• [What is expected]
Report all lines holding "mutual".

• [Dataset content]
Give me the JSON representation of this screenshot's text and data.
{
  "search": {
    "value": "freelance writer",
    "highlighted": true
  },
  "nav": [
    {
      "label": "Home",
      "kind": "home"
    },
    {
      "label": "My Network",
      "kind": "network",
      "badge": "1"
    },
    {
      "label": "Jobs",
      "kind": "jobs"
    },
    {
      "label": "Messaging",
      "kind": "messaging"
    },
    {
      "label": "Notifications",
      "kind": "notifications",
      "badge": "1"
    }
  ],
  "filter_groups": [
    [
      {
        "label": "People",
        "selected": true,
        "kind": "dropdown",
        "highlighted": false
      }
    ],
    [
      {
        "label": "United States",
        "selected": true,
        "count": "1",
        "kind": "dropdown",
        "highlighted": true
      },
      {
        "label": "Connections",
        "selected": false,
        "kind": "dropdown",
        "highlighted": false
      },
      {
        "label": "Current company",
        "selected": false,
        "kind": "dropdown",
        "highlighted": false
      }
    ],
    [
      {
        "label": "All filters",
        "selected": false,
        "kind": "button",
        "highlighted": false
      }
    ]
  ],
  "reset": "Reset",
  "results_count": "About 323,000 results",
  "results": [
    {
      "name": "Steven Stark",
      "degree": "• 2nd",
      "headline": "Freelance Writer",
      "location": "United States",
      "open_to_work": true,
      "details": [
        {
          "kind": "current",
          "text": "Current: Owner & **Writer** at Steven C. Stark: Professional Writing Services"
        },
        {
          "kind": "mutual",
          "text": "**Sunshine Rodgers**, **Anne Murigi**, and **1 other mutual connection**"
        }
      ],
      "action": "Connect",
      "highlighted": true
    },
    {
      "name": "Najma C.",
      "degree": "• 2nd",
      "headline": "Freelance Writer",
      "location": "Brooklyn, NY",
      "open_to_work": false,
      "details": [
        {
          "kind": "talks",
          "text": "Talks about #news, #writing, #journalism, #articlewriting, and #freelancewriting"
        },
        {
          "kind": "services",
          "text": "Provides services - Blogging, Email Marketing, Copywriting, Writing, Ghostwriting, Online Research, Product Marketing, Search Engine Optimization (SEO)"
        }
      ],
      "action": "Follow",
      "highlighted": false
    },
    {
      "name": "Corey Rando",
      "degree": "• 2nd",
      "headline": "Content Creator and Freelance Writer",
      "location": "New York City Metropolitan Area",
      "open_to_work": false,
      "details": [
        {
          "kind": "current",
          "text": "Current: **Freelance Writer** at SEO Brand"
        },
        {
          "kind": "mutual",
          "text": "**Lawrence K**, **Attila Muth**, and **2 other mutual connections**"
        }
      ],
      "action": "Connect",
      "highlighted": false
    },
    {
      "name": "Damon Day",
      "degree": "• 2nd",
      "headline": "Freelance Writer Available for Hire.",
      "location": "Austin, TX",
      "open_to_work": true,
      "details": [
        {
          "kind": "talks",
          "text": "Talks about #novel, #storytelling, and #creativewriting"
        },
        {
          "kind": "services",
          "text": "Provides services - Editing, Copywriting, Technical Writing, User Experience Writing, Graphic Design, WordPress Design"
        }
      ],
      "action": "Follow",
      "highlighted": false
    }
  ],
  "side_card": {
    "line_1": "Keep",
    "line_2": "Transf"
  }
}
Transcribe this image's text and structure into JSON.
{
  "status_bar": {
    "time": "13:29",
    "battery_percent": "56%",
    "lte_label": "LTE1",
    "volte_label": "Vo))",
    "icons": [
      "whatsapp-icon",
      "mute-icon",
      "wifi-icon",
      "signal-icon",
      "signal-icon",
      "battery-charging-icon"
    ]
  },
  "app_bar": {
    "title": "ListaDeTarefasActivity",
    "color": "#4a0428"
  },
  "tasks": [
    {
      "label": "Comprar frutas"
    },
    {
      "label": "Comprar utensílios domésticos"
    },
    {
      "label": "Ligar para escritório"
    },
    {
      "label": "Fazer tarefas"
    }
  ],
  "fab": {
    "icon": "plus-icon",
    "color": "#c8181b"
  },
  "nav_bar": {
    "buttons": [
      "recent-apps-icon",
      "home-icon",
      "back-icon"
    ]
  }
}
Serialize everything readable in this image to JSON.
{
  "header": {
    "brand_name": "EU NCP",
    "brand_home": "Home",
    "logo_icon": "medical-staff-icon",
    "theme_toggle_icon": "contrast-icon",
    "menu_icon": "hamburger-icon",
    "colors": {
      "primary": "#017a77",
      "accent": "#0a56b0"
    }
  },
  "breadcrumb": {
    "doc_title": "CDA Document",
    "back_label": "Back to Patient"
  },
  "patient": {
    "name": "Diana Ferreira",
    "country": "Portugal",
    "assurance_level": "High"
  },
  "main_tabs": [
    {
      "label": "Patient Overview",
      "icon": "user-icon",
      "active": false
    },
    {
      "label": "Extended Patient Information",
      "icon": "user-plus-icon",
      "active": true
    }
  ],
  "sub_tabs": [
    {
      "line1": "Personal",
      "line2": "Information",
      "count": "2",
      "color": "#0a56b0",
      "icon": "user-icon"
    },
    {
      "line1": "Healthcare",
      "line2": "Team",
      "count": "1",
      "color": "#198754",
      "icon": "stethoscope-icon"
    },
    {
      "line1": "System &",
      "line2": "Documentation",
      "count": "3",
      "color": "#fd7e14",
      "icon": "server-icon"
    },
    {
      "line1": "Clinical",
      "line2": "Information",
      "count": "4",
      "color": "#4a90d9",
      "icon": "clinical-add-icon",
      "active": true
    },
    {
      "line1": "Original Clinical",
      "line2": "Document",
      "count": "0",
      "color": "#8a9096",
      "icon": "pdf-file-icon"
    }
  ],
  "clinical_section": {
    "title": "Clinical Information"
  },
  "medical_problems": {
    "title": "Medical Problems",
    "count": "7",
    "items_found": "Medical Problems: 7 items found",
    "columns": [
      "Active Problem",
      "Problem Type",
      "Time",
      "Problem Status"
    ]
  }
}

• [Answer for this exercise]
          "kind": "mutual",
          "text": "**Sunshine Rodgers**, **Anne Murigi**, and **1 other mutual connection**"
          "kind": "mutual",
          "text": "**Lawrence K**, **Attila Muth**, and **2 other mutual connections**"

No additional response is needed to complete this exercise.